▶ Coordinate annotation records

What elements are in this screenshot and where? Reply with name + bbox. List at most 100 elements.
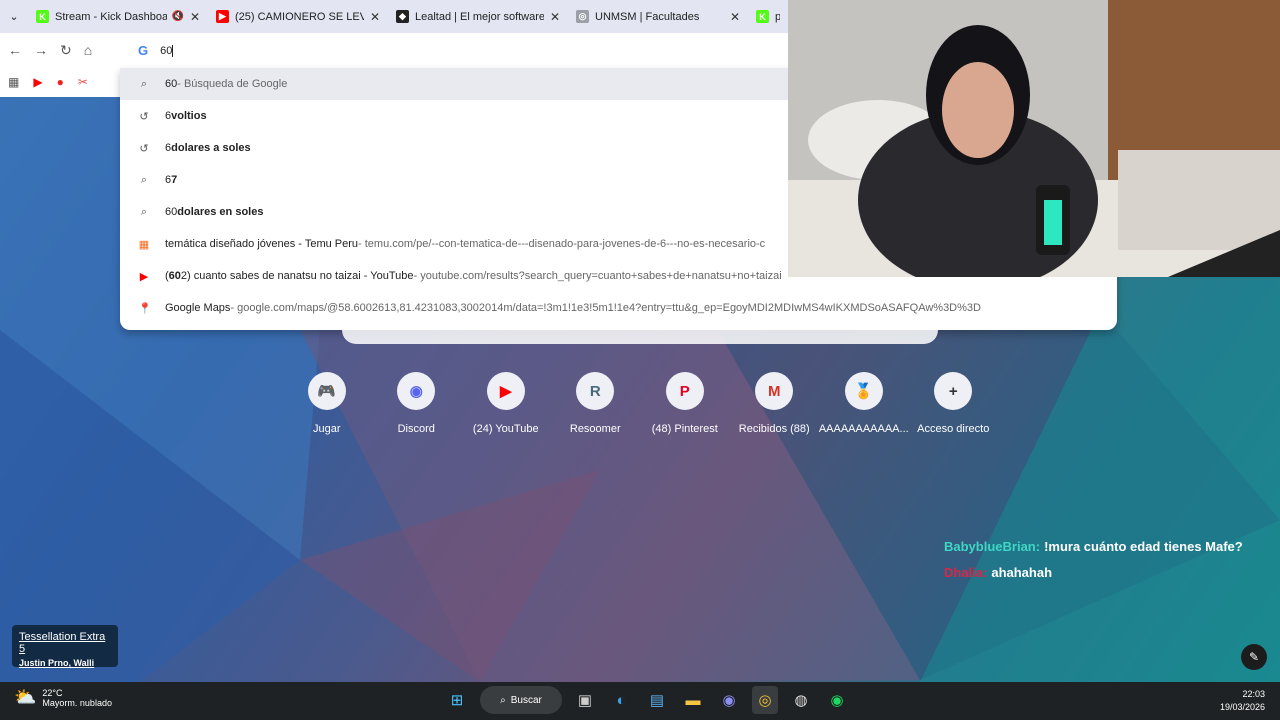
address-input[interactable]: 60 [160,45,172,57]
suggestion-text-bold: dolares en soles [177,206,264,218]
clock[interactable]: 22:03 19/03/2026 [1220,688,1265,714]
windows-start-icon[interactable]: ⊞ [444,686,470,714]
shortcut-tile[interactable]: + Acceso directo [909,372,999,435]
chat-username: Dhalia: [944,564,988,580]
tab[interactable]: ▶ (25) CAMIONERO SE LEVANT ✕ [208,0,388,33]
discord-taskbar-icon[interactable]: ◉ [716,686,742,714]
shortcut-label: (48) Pinterest [651,423,718,435]
tab-title: UNMSM | Facultades [595,10,700,23]
obs-icon[interactable]: ◍ [788,686,814,714]
customize-pencil-icon[interactable]: ✎ [1241,644,1267,670]
task-view-icon[interactable]: ▣ [572,686,598,714]
edge-icon[interactable]: ◐ [608,686,634,714]
shortcut-icon: ◉ [397,372,436,410]
history-icon: ↺ [139,142,149,155]
close-tab-icon[interactable]: ✕ [550,10,560,24]
bookmark-icon-2[interactable]: ✂ [78,75,88,89]
shortcut-icon: P [665,372,704,410]
apps-grid-icon[interactable]: ▦ [8,75,19,89]
now-playing-title[interactable]: Tessellation Extra 5 [19,631,111,655]
shortcut-tile[interactable]: R Resoomer [551,372,641,435]
tab-favicon-icon: ▶ [216,10,229,23]
shortcut-label: Resoomer [569,423,621,435]
suggestion-url: - Búsqueda de Google [177,78,288,90]
shortcut-icon: M [755,372,794,410]
stream-chat: BabyblueBrian: !mura cuánto edad tienes M… [944,533,1243,585]
bookmark-icon[interactable]: ● [57,75,64,89]
tab-favicon-icon: ◎ [576,10,589,23]
webcam-image [788,0,1280,277]
tab-search-chevron-icon[interactable]: ⌄ [0,0,28,33]
chrome-icon[interactable]: ◎ [752,686,778,714]
suggestion-text-pre: 60 [165,78,178,90]
tab-title: Stream - Kick Dashboard [55,10,168,23]
shortcut-icon: + [934,372,973,410]
back-icon[interactable]: ← [8,42,22,58]
clock-date: 19/03/2026 [1219,702,1265,712]
search-icon: ⌕ [140,205,148,218]
close-tab-icon[interactable]: ✕ [730,10,740,24]
suggestion-text-bold: 60 [168,270,181,282]
forward-icon[interactable]: → [34,42,48,58]
close-tab-icon[interactable]: ✕ [190,10,200,24]
shortcut-icon: 🎮 [307,372,346,410]
suggestion-text-bold: voltios [171,110,207,122]
suggestion-text-pre: Google Maps [165,302,231,314]
google-icon: G [138,43,149,58]
close-tab-icon[interactable]: ✕ [370,10,380,24]
shortcut-tile[interactable]: M Recibidos (88) [730,372,820,435]
address-bar[interactable]: G 60 [120,33,788,68]
weather-text: Mayorm. nublado [42,697,112,708]
shortcut-tile[interactable]: 🏅 AAAAAAAAAAA... [819,372,909,435]
shortcut-label: Jugar [312,423,341,435]
clock-time: 22:03 [1242,689,1265,699]
tab-title: pie [775,10,780,23]
suggestion-text-pre: temática diseñado jóvenes - Temu Peru [165,238,359,250]
ntp-search-box[interactable] [342,318,938,344]
tab[interactable]: Kpie [748,0,788,33]
muted-icon[interactable]: 🔇 [171,11,183,22]
folder-icon[interactable]: ▬ [680,686,706,714]
shortcut-label: Acceso directo [917,423,990,435]
maps-icon: 📍 [138,302,152,315]
taskbar-search[interactable]: ⌕ Buscar [480,686,562,714]
suggestion-text-bold: 7 [171,174,178,186]
suggestion-text-bold: dolares a soles [171,142,251,154]
chat-message: BabyblueBrian: !mura cuánto edad tienes M… [944,533,1243,559]
youtube-bookmark-icon[interactable]: ▶ [33,75,42,89]
taskbar-apps: ⊞ ⌕ Buscar ▣ ◐ ▤ ▬ ◉ ◎ ◍ ◉ [444,686,850,714]
shortcut-tile[interactable]: 🎮 Jugar [282,372,372,435]
shortcut-label: Recibidos (88) [738,423,810,435]
cloud-icon: ⛅ [14,687,37,707]
suggestion-text-pre: 60 [165,206,178,218]
suggestion-url: - temu.com/pe/--con-tematica-de---disena… [358,238,766,250]
temu-icon: ▦ [138,238,150,251]
shortcut-label: (24) YouTube [472,423,539,435]
shortcut-label: AAAAAAAAAAA... [818,423,909,435]
shortcuts: 🎮 Jugar ◉ Discord ▶ (24) YouTube R Resoomer P (48… [282,372,998,435]
tab-title: (25) CAMIONERO SE LEVANT [235,10,364,23]
tab[interactable]: ◆ Lealtad | El mejor software p ✕ [388,0,568,33]
chat-message: Dhalia: ahahahah [944,559,1243,585]
bookmarks-bar: ▦ ▶ ● ✂ [0,67,120,97]
reload-icon[interactable]: ↻ [60,42,72,59]
tab[interactable]: K Stream - Kick Dashboard 🔇 ✕ [28,0,208,33]
now-playing-artist[interactable]: Justin Prno, Walli [19,658,111,668]
shortcut-tile[interactable]: ▶ (24) YouTube [461,372,551,435]
spotify-icon[interactable]: ◉ [824,686,850,714]
shortcut-icon: 🏅 [844,372,883,410]
weather-widget[interactable]: ⛅ 22°C Mayorm. nublado [14,687,112,708]
suggestion-item[interactable]: ⌕ 60 - Búsqueda de Google [120,68,788,100]
shortcut-tile[interactable]: ◉ Discord [372,372,462,435]
store-icon[interactable]: ▤ [644,686,670,714]
taskbar-search-label: Buscar [510,694,542,706]
tab-favicon-icon: ◆ [396,10,409,23]
tab[interactable]: ◎ UNMSM | Facultades ✕ [568,0,748,33]
chat-username: BabyblueBrian: [944,538,1041,554]
shortcut-icon: ▶ [486,372,525,410]
home-icon[interactable]: ⌂ [84,42,92,58]
suggestion-url: - youtube.com/results?search_query=cuant… [413,270,782,282]
shortcut-tile[interactable]: P (48) Pinterest [640,372,730,435]
tab-favicon-icon: K [36,10,49,23]
suggestion-url: - google.com/maps/@58.6002613,81.4231083… [230,302,981,314]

▶ Aim
Lay out every line of the records above as a JSON list of strings, one string per line, with blank lines left out. Omit the pictures.

▶ Exercise answer
[
  "What elements are in this screenshot and where? Reply with name + bbox. List at most 100 elements.",
  "address-input[interactable]: 60 [160,45,172,57]",
  "suggestion-text-bold: dolares en soles [177,206,264,218]",
  "clock[interactable]: 22:03 19/03/2026 [1220,688,1265,714]",
  "windows-start-icon[interactable]: ⊞ [444,686,470,714]",
  "shortcut-tile[interactable]: + Acceso directo [909,372,999,435]",
  "chat-username: Dhalia: [944,564,988,580]",
  "tab[interactable]: ▶ (25) CAMIONERO SE LEVANT ✕ [208,0,388,33]",
  "discord-taskbar-icon[interactable]: ◉ [716,686,742,714]",
  "shortcut-label: (48) Pinterest [651,423,718,435]",
  "tab-title: UNMSM | Facultades [595,10,700,23]",
  "obs-icon[interactable]: ◍ [788,686,814,714]",
  "customize-pencil-icon[interactable]: ✎ [1241,644,1267,670]",
  "task-view-icon[interactable]: ▣ [572,686,598,714]",
  "edge-icon[interactable]: ◐ [608,686,634,714]",
  "shortcut-icon: ◉ [397,372,436,410]",
  "history-icon: ↺ [139,142,149,155]",
  "close-tab-icon[interactable]: ✕ [550,10,560,24]",
  "bookmark-icon-2[interactable]: ✂ [78,75,88,89]",
  "shortcut-icon: P [665,372,704,410]",
  "apps-grid-icon[interactable]: ▦ [8,75,19,89]",
  "now-playing-title[interactable]: Tessellation Extra 5 [19,631,111,655]",
  "shortcut-tile[interactable]: R Resoomer [551,372,641,435]",
  "tab-favicon-icon: ▶ [216,10,229,23]",
  "shortcut-label: Resoomer [569,423,621,435]",
  "suggestion-url: - Búsqueda de Google [177,78,288,90]",
  "shortcut-icon: M [755,372,794,410]",
  "stream-chat: BabyblueBrian: !mura cuánto edad tienes M… [944,533,1243,585]",
  "bookmark-icon[interactable]: ● [57,75,64,89]",
  "tab-favicon-icon: ◎ [576,10,589,23]",
  "webcam-image [788,0,1280,277]",
  "tab-search-chevron-icon[interactable]: ⌄ [0,0,28,33]",
  "chrome-icon[interactable]: ◎ [752,686,778,714]",
  "suggestion-text-pre: 60 [165,78,178,90]",
  "tab-title: Stream - Kick Dashboard [55,10,168,23]",
  "shortcut-icon: + [934,372,973,410]",
  "back-icon[interactable]: ← [8,42,22,58]",
  "clock-date: 19/03/2026 [1219,702,1265,712]",
  "search-icon: ⌕ [140,205,148,218]",
  "close-tab-icon[interactable]: ✕ [730,10,740,24]",
  "suggestion-text-bold: 60 [168,270,181,282]",
  "forward-icon[interactable]: → [34,42,48,58]",
  "close-tab-icon[interactable]: ✕ [190,10,200,24]",
  "shortcut-icon: 🎮 [307,372,346,410]",
  "suggestion-text-bold: voltios [171,110,207,122]",
  "suggestion-text-pre: Google Maps [165,302,231,314]",
  "google-icon: G [138,43,149,58]",
  "close-tab-icon[interactable]: ✕ [370,10,380,24]",
  "shortcut-tile[interactable]: M Recibidos (88) [730,372,820,435]",
  "address-bar[interactable]: G 60 [120,33,788,68]",
  "weather-text: Mayorm. nublado [42,697,112,708]",
  "shortcut-tile[interactable]: 🏅 AAAAAAAAAAA... [819,372,909,435]",
  "shortcut-label: Jugar [312,423,341,435]",
  "clock-time: 22:03 [1242,689,1265,699]",
  "tab-title: pie [775,10,780,23]",
  "suggestion-text-pre: temática diseñado jóvenes - Temu Peru [165,238,359,250]",
  "ntp-search-box[interactable] [342,318,938,344]",
  "tab[interactable]: Kpie [748,0,788,33]",
  "muted-icon[interactable]: 🔇 [171,11,183,22]",
  "folder-icon[interactable]: ▬ [680,686,706,714]",
  "shortcut-label: Acceso directo [917,423,990,435]",
  "maps-icon: 📍 [138,302,152,315]",
  "taskbar-search[interactable]: ⌕ Buscar [480,686,562,714]",
  "suggestion-text-bold: 7 [171,174,178,186]",
  "suggestion-text-bold: dolares a soles [171,142,251,154]",
  "chat-message: BabyblueBrian: !mura cuánto edad tienes M… [944,533,1243,559]",
  "youtube-bookmark-icon[interactable]: ▶ [33,75,42,89]",
  "taskbar-apps: ⊞ ⌕ Buscar ▣ ◐ ▤ ▬ ◉ ◎ ◍ ◉ [444,686,850,714]",
  "shortcut-tile[interactable]: 🎮 Jugar [282,372,372,435]",
  "shortcut-label: Recibidos (88) [738,423,810,435]",
  "cloud-icon: ⛅ [14,687,37,707]",
  "suggestion-text-pre: 60 [165,206,178,218]",
  "suggestion-url: - temu.com/pe/--con-tematica-de---disena… [358,238,766,250]",
  "temu-icon: ▦ [138,238,150,251]",
  "shortcut-label: (24) YouTube [472,423,539,435]",
  "shortcut-label: AAAAAAAAAAA... [818,423,909,435]",
  "shortcuts: 🎮 Jugar ◉ Discord ▶ (24) YouTube R Resoomer P (48… [282,372,998,435]",
  "tab-title: (25) CAMIONERO SE LEVANT [235,10,364,23]",
  "tab[interactable]: ◆ Lealtad | El mejor software p ✕ [388,0,568,33]",
  "chat-message: Dhalia: ahahahah [944,559,1243,585]",
  "bookmarks-bar: ▦ ▶ ● ✂ [0,67,120,97]",
  "reload-icon[interactable]: ↻ [60,42,72,59]",
  "tab[interactable]: K Stream - Kick Dashboard 🔇 ✕ [28,0,208,33]",
  "now-playing-artist[interactable]: Justin Prno, Walli [19,658,111,668]",
  "shortcut-tile[interactable]: ▶ (24) YouTube [461,372,551,435]",
  "spotify-icon[interactable]: ◉ [824,686,850,714]",
  "shortcut-icon: 🏅 [844,372,883,410]",
  "weather-widget[interactable]: ⛅ 22°C Mayorm. nublado [14,687,112,708]",
  "suggestion-item[interactable]: ⌕ 60 - Búsqueda de Google [120,68,788,100]",
  "shortcut-tile[interactable]: ◉ Discord [372,372,462,435]",
  "store-icon[interactable]: ▤ [644,686,670,714]",
  "taskbar-search-label: Buscar [510,694,542,706]",
  "tab-favicon-icon: ◆ [396,10,409,23]",
  "tab[interactable]: ◎ UNMSM | Facultades ✕ [568,0,748,33]",
  "chat-username: BabyblueBrian: [944,538,1041,554]",
  "shortcut-icon: ▶ [486,372,525,410]",
  "home-icon[interactable]: ⌂ [84,42,92,58]",
  "suggestion-url: - youtube.com/results?search_query=cuant… [413,270,782,282]",
  "shortcut-tile[interactable]: P (48) Pinterest [640,372,730,435]",
  "tab-favicon-icon: K [36,10,49,23]",
  "suggestion-url: - google.com/maps/@58.6002613,81.4231083… [230,302,981,314]"
]